» **Task directions**: Copy out every line below word for word, leaving out the pictures.
◆ ◆ ◆ ◆ ◆ ◆ ◆
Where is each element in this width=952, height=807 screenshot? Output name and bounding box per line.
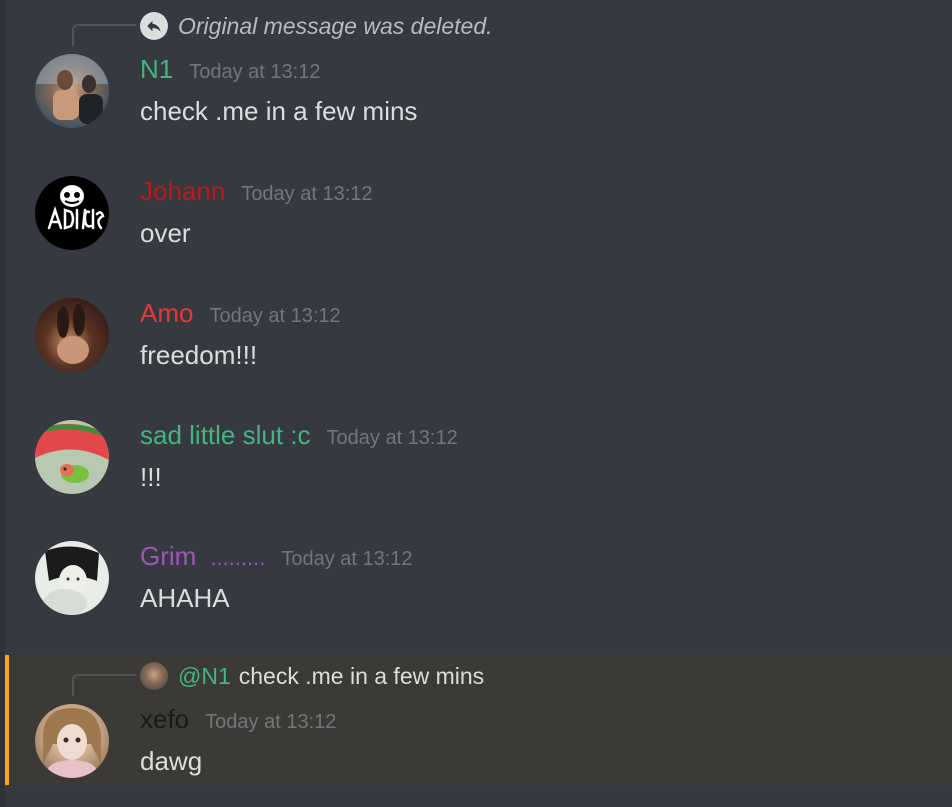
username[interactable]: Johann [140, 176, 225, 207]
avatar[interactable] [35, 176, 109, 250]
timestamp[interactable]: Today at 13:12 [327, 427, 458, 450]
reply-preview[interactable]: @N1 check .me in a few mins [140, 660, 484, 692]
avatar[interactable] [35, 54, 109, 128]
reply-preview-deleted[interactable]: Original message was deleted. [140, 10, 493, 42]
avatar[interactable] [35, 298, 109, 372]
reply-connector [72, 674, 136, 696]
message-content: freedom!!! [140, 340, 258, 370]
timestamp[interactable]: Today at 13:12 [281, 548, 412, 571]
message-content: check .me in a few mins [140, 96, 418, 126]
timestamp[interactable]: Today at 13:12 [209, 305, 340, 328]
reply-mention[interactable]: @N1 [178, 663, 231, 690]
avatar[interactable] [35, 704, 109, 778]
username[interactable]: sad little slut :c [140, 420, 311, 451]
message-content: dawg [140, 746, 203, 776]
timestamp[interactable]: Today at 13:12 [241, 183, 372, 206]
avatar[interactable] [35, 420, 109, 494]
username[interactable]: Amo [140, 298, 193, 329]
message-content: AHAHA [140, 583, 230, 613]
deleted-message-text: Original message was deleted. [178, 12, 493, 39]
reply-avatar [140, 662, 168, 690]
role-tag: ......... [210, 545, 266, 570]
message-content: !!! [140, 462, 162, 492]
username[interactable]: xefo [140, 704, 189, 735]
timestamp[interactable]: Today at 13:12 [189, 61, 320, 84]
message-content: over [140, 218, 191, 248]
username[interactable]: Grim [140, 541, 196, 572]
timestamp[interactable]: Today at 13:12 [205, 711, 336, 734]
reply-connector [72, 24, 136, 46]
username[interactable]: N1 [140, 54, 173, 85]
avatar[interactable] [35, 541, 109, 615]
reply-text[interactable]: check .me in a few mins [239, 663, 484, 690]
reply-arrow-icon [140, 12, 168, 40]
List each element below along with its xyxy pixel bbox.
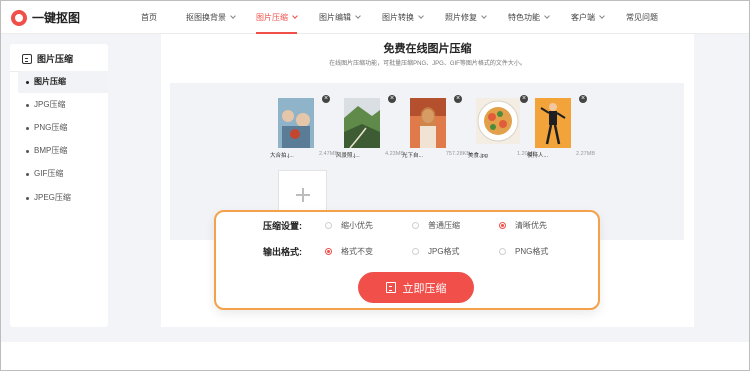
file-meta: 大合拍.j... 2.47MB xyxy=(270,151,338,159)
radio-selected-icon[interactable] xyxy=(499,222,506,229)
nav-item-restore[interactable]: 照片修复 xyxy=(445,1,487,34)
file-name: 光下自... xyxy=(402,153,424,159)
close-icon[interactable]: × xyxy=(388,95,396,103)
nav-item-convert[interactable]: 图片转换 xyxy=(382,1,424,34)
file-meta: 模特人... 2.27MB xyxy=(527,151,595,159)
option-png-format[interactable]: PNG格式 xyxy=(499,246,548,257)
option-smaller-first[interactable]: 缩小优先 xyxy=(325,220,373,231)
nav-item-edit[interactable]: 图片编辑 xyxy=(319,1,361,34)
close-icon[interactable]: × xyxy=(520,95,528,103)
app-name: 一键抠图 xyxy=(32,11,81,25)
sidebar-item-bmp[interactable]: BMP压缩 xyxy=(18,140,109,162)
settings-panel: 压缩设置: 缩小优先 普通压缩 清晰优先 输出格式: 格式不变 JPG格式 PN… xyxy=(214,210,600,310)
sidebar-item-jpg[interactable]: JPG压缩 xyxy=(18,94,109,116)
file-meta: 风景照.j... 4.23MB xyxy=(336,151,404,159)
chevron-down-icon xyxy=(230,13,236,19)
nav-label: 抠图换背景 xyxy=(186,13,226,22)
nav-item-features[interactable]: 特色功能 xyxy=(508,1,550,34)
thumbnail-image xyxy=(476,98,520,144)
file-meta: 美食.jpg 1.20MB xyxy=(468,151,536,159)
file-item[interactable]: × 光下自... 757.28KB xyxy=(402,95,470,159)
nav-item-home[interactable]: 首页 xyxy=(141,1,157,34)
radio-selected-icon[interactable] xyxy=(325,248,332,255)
◆ ◆ ◆ ◆ ◆ ◆ ◆
» **Output of the task**:
Where is each element in this width=952, height=807 screenshot? Output name and bounding box per line.
username[interactable]: Johann [140, 176, 225, 207]
avatar[interactable] [35, 176, 109, 250]
timestamp[interactable]: Today at 13:12 [327, 427, 458, 450]
reply-preview[interactable]: @N1 check .me in a few mins [140, 660, 484, 692]
avatar[interactable] [35, 54, 109, 128]
reply-preview-deleted[interactable]: Original message was deleted. [140, 10, 493, 42]
avatar[interactable] [35, 298, 109, 372]
reply-connector [72, 674, 136, 696]
message-content: freedom!!! [140, 340, 258, 370]
timestamp[interactable]: Today at 13:12 [281, 548, 412, 571]
message-content: check .me in a few mins [140, 96, 418, 126]
timestamp[interactable]: Today at 13:12 [209, 305, 340, 328]
reply-mention[interactable]: @N1 [178, 663, 231, 690]
avatar[interactable] [35, 704, 109, 778]
username[interactable]: sad little slut :c [140, 420, 311, 451]
message-content: dawg [140, 746, 203, 776]
timestamp[interactable]: Today at 13:12 [241, 183, 372, 206]
avatar[interactable] [35, 420, 109, 494]
username[interactable]: Amo [140, 298, 193, 329]
message-content: AHAHA [140, 583, 230, 613]
deleted-message-text: Original message was deleted. [178, 12, 493, 39]
reply-avatar [140, 662, 168, 690]
role-tag: ......... [210, 545, 266, 570]
message-content: !!! [140, 462, 162, 492]
username[interactable]: xefo [140, 704, 189, 735]
timestamp[interactable]: Today at 13:12 [189, 61, 320, 84]
message-content: over [140, 218, 191, 248]
username[interactable]: Grim [140, 541, 196, 572]
timestamp[interactable]: Today at 13:12 [205, 711, 336, 734]
reply-connector [72, 24, 136, 46]
username[interactable]: N1 [140, 54, 173, 85]
avatar[interactable] [35, 541, 109, 615]
reply-text[interactable]: check .me in a few mins [239, 663, 484, 690]
reply-arrow-icon [140, 12, 168, 40]
List each element below along with its xyxy pixel bbox.
file-meta: 大合拍.j... 2.47MB xyxy=(270,151,338,159)
radio-selected-icon[interactable] xyxy=(499,222,506,229)
nav-item-restore[interactable]: 照片修复 xyxy=(445,1,487,34)
file-name: 光下自... xyxy=(402,153,424,159)
close-icon[interactable]: × xyxy=(388,95,396,103)
nav-item-convert[interactable]: 图片转换 xyxy=(382,1,424,34)
file-meta: 模特人... 2.27MB xyxy=(527,151,595,159)
option-png-format[interactable]: PNG格式 xyxy=(499,246,548,257)
option-smaller-first[interactable]: 缩小优先 xyxy=(325,220,373,231)
nav-item-edit[interactable]: 图片编辑 xyxy=(319,1,361,34)
close-icon[interactable]: × xyxy=(520,95,528,103)
app-name: 一键抠图 xyxy=(32,11,81,25)
sidebar-item-bmp[interactable]: BMP压缩 xyxy=(18,140,109,162)
settings-panel: 压缩设置: 缩小优先 普通压缩 清晰优先 输出格式: 格式不变 JPG格式 PN… xyxy=(214,210,600,310)
sidebar-item-jpg[interactable]: JPG压缩 xyxy=(18,94,109,116)
file-meta: 风景照.j... 4.23MB xyxy=(336,151,404,159)
chevron-down-icon xyxy=(230,13,236,19)
nav-label: 抠图换背景 xyxy=(186,13,226,22)
nav-item-features[interactable]: 特色功能 xyxy=(508,1,550,34)
thumbnail-image xyxy=(476,98,520,144)
file-meta: 美食.jpg 1.20MB xyxy=(468,151,536,159)
file-item[interactable]: × 光下自... 757.28KB xyxy=(402,95,470,159)
nav-item-home[interactable]: 首页 xyxy=(141,1,157,34)
radio-selected-icon[interactable] xyxy=(325,248,332,255)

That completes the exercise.